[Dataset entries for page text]

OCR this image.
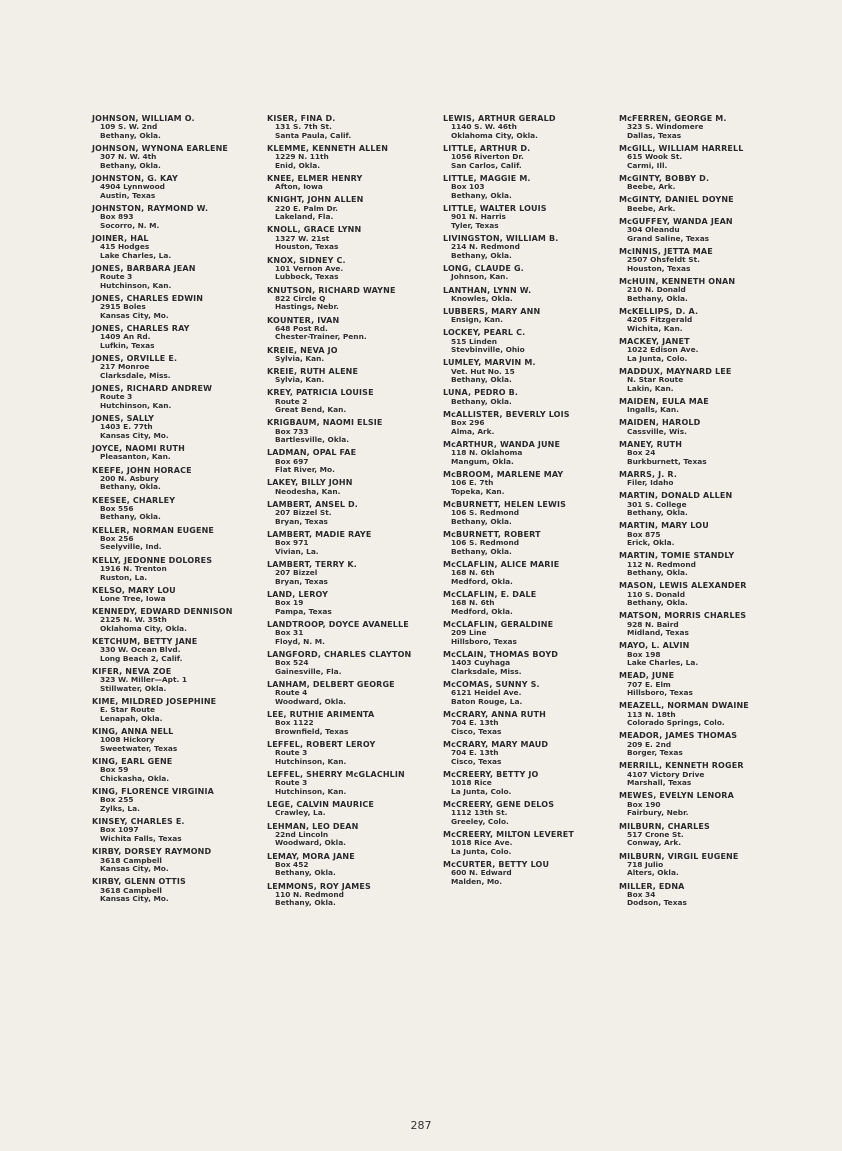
JOHNSON, WILLIAM O.
109 S. W. 2nd
Bethany, Okla.
JOHNSON, WYNONA EARLENE
307 N. W. 4th
Bethany, Okla.
JOHNSTON, G. KAY
4904 Lynnwood
Austin, Texas
JOHNSTON, RAYMOND W.
Box 893
Socorro, N. M.
JOINER, HAL
415 Hodges
Lake Charles, La.
JONES, BARBARA JEAN
Route 3
Hutchinson, Kan.
JONES, CHARLES EDWIN
2915 Boles
Kansas City, Mo.
JONES, CHARLES RAY
1409 An Rd.
Lufkin, Texas
JONES, ORVILLE E.
217 Monroe
Clarksdale, Miss.
JONES, RICHARD ANDREW
Route 3
Hutchinson, Kan.
JONES, SALLY
1403 E. 77th
Kansas City, Mo.
JOYCE, NAOMI RUTH
Pleasanton, Kan.
KEEFE, JOHN HORACE
200 N. Asbury
Bethany, Okla.
KEESEE, CHARLEY
Box 556
Bethany, Okla.
KELLER, NORMAN EUGENE
Box 256
Seelyville, Ind.
KELLY, JEDONNE DOLORES
1916 N. Trenton
Ruston, La.
KELSO, MARY LOU
Lone Tree, Iowa
KENNEDY, EDWARD DENNISON
2125 N. W. 35th
Oklahoma City, Okla.
KETCHUM, BETTY JANE
330 W. Ocean Blvd.
Long Beach 2, Calif.
KIFER, NEVA ZOE
323 W. Miller—Apt. 1
Stillwater, Okla.
KIME, MILDRED JOSEPHINE
E. Star Route
Lenapah, Okla.
KING, ANNA NELL
1008 Hickory
Sweetwater, Texas
KING, EARL GENE
Box 59
Chickasha, Okla.
KING, FLORENCE VIRGINIA
Box 255
Zylks, La.
KINSEY, CHARLES E.
Box 1097
Wichita Falls, Texas
KIRBY, DORSEY RAYMOND
3618 Campbell
Kansas City, Mo.
KIRBY, GLENN OTTIS
3618 Campbell
Kansas City, Mo.
KISER, FINA D.
131 S. 7th St.
Santa Paula, Calif.
KLEMME, KENNETH ALLEN
1229 N. 11th
Enid, Okla.
KNEE, ELMER HENRY
Afton, Iowa
KNIGHT, JOHN ALLEN
220 E. Palm Dr.
Lakeland, Fla.
KNOLL, GRACE LYNN
1327 W. 21st
Houston, Texas
KNOX, SIDNEY C.
101 Vernon Ave.
Lubbock, Texas
KNUTSON, RICHARD WAYNE
822 Circle Q
Hastings, Nebr.
KOUNTER, IVAN
648 Post Rd.
Chester-Trainer, Penn.
KREIE, NEVA JO
Sylvia, Kan.
KREIE, RUTH ALENE
Sylvia, Kan.
KREY, PATRICIA LOUISE
Route 2
Great Bend, Kan.
KRIGBAUM, NAOMI ELSIE
Box 733
Bartlesville, Okla.
LADMAN, OPAL FAE
Box 697
Flat River, Mo.
LAKEY, BILLY JOHN
Neodesha, Kan.
LAMBERT, ANSEL D.
207 Bizzel St.
Bryan, Texas
LAMBERT, MADIE RAYE
Box 971
Vivian, La.
LAMBERT, TERRY K.
207 Bizzel
Bryan, Texas
LAND, LEROY
Box 19
Pampa, Texas
LANDTROOP, DOYCE AVANELLE
Box 31
Floyd, N. M.
LANGFORD, CHARLES CLAYTON
Box 524
Gainesville, Fla.
LANHAM, DELBERT GEORGE
Route 4
Woodward, Okla.
LEE, RUTHIE ARIMENTA
Box 1122
Brownfield, Texas
LEFFEL, ROBERT LEROY
Route 3
Hutchinson, Kan.
LEFFEL, SHERRY McGLACHLIN
Route 3
Hutchinson, Kan.
LEGE, CALVIN MAURICE
Crawley, La.
LEHMAN, LEO DEAN
22nd Lincoln
Woodward, Okla.
LEMAY, MORA JANE
Box 452
Bethany, Okla.
LEMMONS, ROY JAMES
110 N. Redmond
Bethany, Okla.
LEWIS, ARTHUR GERALD
1140 S. W. 46th
Oklahoma City, Okla.
LITTLE, ARTHUR D.
1056 Riverton Dr.
San Carlos, Calif.
LITTLE, MAGGIE M.
Box 103
Bethany, Okla.
LITTLE, WALTER LOUIS
901 N. Harris
Tyler, Texas
LIVINGSTON, WILLIAM B.
214 N. Redmond
Bethany, Okla.
LONG, CLAUDE G.
Johnson, Kan.
LANTHAN, LYNN W.
Knowles, Okla.
LUBBERS, MARY ANN
Ensign, Kan.
LOCKEY, PEARL C.
515 Linden
Stevbinville, Ohio
LUMLEY, MARVIN M.
Vet. Hut No. 15
Bethany, Okla.
LUNA, PEDRO B.
Bethany, Okla.
McALLISTER, BEVERLY LOIS
Box 296
Alma, Ark.
McARTHUR, WANDA JUNE
118 N. Oklahoma
Mangum, Okla.
McBROOM, MARLENE MAY
106 E. 7th
Topeka, Kan.
McBURNETT, HELEN LEWIS
106 S. Redmond
Bethany, Okla.
McBURNETT, ROBERT
106 S. Redmond
Bethany, Okla.
McCLAFLIN, ALICE MARIE
168 N. 6th
Medford, Okla.
McCLAFLIN, E. DALE
168 N. 6th
Medford, Okla.
McCLAFLIN, GERALDINE
209 Line
Hillsboro, Texas
McCLAIN, THOMAS BOYD
1403 Cuyhaga
Clarksdale, Miss.
McCOMAS, SUNNY S.
6121 Heidel Ave.
Baton Rouge, La.
McCRARY, ANNA RUTH
704 E. 13th
Cisco, Texas
McCRARY, MARY MAUD
704 E. 13th
Cisco, Texas
McCREERY, BETTY JO
1018 Rice
La Junta, Colo.
McCREERY, GENE DELOS
1112 13th St.
Greeley, Colo.
McCREERY, MILTON LEVERET
1018 Rice Ave.
La Junta, Colo.
McCURTER, BETTY LOU
600 N. Edward
Malden, Mo.
McFERREN, GEORGE M.
323 S. Windomere
Dallas, Texas
McGILL, WILLIAM HARRELL
615 Wook St.
Carmi, Ill.
McGINTY, BOBBY D.
Beebe, Ark.
McGINTY, DANIEL DOYNE
Beebe, Ark.
McGUFFEY, WANDA JEAN
304 Oleandu
Grand Saline, Texas
McINNIS, JETTA MAE
2507 Ohsfeldt St.
Houston, Texas
McHUIN, KENNETH ONAN
210 N. Donald
Bethany, Okla.
McKELLIPS, D. A.
4205 Fitzgerald
Wichita, Kan.
MACKEY, JANET
1022 Edison Ave.
La Junta, Colo.
MADDUX, MAYNARD LEE
N. Star Route
Lakin, Kan.
MAIDEN, EULA MAE
Ingalls, Kan.
MAIDEN, HAROLD
Cassville, Wis.
MANEY, RUTH
Box 24
Burkburnett, Texas
MARRS, J. R.
Filer, Idaho
MARTIN, DONALD ALLEN
301 S. College
Bethany, Okla.
MARTIN, MARY LOU
Box 875
Erick, Okla.
MARTIN, TOMIE STANDLY
112 N. Redmond
Bethany, Okla.
MASON, LEWIS ALEXANDER
110 S. Donald
Bethany, Okla.
MATSON, MORRIS CHARLES
928 N. Baird
Midland, Texas
MAYO, L. ALVIN
Box 198
Lake Charles, La.
MEAD, JUNE
707 E. Elm
Hillsboro, Texas
MEAZELL, NORMAN DWAINE
113 N. 18th
Colorado Springs, Colo.
MEADOR, JAMES THOMAS
209 E. 2nd
Borger, Texas
MERRILL, KENNETH ROGER
4107 Victory Drive
Marshall, Texas
MEWES, EVELYN LENORA
Box 190
Fairbury, Nebr.
MILBURN, CHARLES
517 Crone St.
Conway, Ark.
MILBURN, VIRGIL EUGENE
718 Julio
Alters, Okla.
MILLER, EDNA
Box 34
Dodson, Texas
287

Task prompt =
Of the lines in the data, report each one containing the string "McCRARY".

Solution to this exercise =
McCRARY, ANNA RUTH
McCRARY, MARY MAUD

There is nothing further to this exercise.